[What to do] Copy out all lines where "name" appears.

[Exercise inputs]
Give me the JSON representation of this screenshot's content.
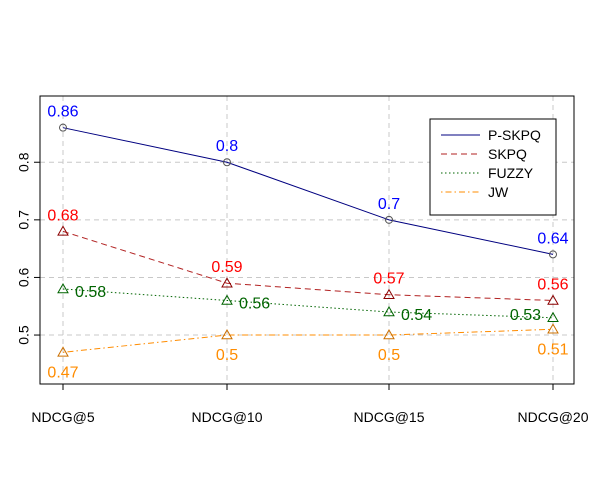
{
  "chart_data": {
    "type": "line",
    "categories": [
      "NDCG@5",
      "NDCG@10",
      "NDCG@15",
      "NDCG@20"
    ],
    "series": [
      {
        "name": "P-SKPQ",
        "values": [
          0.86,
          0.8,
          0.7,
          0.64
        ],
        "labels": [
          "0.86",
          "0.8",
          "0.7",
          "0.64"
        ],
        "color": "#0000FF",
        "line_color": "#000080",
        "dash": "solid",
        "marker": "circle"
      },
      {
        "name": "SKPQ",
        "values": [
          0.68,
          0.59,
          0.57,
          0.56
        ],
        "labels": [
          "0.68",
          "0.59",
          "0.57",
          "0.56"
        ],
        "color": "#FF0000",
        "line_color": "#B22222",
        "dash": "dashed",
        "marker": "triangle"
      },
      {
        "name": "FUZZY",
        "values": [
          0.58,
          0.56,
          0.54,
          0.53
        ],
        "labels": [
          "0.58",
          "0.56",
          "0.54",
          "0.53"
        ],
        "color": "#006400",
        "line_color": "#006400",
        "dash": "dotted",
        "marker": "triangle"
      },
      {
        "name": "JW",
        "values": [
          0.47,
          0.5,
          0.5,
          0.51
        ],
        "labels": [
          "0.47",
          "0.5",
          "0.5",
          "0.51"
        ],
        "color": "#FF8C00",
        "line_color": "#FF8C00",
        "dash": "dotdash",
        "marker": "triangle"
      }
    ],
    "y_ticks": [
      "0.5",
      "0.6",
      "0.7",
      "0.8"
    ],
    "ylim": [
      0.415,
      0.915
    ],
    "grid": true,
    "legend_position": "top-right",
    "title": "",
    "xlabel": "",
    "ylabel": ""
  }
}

---

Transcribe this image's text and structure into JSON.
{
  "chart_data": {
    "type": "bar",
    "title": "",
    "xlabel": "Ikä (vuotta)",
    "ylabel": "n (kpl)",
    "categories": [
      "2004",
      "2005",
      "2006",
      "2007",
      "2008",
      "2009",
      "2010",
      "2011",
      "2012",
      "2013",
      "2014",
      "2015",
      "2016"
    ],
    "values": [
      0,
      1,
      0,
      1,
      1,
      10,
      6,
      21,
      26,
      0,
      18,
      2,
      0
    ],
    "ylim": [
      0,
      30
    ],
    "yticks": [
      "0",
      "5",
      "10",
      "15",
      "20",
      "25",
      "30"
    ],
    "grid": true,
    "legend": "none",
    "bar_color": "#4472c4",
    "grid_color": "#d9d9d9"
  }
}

[Full output]
        "name": "P-SKPQ",
        "name": "SKPQ",
        "name": "FUZZY",
        "name": "JW",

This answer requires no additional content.